The task:
Go through the listing below and list every line with "this".
:::::
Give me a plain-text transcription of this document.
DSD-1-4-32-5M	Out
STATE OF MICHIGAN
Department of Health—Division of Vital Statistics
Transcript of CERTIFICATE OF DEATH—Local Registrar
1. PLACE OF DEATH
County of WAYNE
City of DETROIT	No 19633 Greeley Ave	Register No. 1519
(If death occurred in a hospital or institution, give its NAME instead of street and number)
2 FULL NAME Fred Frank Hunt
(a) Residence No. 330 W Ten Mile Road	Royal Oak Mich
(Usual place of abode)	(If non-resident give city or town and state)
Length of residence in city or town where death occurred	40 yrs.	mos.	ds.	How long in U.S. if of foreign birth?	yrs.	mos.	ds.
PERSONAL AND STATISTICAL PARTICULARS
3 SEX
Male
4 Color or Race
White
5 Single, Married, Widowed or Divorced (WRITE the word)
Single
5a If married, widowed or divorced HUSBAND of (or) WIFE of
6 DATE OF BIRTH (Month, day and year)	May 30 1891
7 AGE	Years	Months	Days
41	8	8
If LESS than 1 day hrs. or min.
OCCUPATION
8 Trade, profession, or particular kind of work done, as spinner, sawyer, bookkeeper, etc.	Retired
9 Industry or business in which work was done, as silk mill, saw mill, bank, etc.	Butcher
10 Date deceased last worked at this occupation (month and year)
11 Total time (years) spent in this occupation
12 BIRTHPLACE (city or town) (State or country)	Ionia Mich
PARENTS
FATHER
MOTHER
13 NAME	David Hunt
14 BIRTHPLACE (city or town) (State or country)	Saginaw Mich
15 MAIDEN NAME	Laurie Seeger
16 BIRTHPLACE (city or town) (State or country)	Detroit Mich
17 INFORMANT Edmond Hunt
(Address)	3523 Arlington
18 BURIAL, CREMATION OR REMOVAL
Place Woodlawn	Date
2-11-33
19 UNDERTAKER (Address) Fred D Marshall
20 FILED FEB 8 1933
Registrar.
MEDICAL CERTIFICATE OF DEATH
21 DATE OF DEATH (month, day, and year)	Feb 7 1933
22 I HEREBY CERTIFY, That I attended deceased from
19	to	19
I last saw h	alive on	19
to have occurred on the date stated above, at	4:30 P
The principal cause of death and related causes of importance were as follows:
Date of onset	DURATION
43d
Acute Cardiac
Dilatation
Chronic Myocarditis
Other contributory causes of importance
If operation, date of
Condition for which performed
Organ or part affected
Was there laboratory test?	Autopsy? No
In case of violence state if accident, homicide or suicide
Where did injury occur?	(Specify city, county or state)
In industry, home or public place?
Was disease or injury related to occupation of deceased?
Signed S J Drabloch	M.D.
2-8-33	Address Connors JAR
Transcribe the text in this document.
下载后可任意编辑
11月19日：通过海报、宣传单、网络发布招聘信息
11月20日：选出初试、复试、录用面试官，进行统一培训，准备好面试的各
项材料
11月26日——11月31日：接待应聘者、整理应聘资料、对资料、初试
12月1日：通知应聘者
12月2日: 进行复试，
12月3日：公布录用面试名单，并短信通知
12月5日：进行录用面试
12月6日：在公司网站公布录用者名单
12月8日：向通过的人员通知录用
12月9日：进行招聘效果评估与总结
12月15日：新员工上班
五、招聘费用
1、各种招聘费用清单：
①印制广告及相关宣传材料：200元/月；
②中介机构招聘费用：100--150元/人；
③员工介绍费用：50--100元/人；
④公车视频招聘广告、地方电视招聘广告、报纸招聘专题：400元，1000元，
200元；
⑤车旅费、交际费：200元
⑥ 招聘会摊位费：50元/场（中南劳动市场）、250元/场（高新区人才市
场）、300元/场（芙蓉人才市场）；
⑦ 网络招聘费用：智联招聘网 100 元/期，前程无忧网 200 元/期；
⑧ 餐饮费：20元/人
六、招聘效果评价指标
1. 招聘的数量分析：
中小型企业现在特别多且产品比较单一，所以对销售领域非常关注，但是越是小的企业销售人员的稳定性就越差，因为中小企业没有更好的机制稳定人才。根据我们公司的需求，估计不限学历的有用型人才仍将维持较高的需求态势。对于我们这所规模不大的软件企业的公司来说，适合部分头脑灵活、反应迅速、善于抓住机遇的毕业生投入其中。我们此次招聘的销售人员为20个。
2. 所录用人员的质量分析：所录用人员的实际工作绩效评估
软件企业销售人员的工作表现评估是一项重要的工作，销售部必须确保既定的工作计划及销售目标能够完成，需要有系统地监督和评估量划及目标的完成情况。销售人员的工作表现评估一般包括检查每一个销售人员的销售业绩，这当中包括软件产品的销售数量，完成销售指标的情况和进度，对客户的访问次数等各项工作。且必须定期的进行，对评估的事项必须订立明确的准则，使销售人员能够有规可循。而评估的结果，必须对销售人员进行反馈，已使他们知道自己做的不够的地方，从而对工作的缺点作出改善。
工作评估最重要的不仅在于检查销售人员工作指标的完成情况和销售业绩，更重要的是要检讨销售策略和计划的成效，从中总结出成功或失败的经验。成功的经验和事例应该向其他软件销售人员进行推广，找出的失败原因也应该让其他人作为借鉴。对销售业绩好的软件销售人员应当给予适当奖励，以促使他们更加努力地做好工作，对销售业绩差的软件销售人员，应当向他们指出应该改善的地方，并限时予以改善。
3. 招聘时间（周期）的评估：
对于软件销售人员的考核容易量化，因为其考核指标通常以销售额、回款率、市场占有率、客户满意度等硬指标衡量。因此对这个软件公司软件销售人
:::::
Task response:
Give me a plain-text transcription of this document.
10 Date deceased last worked at this occupation (month and year)
11 Total time (years) spent in this occupation
Transcribe the text in this document.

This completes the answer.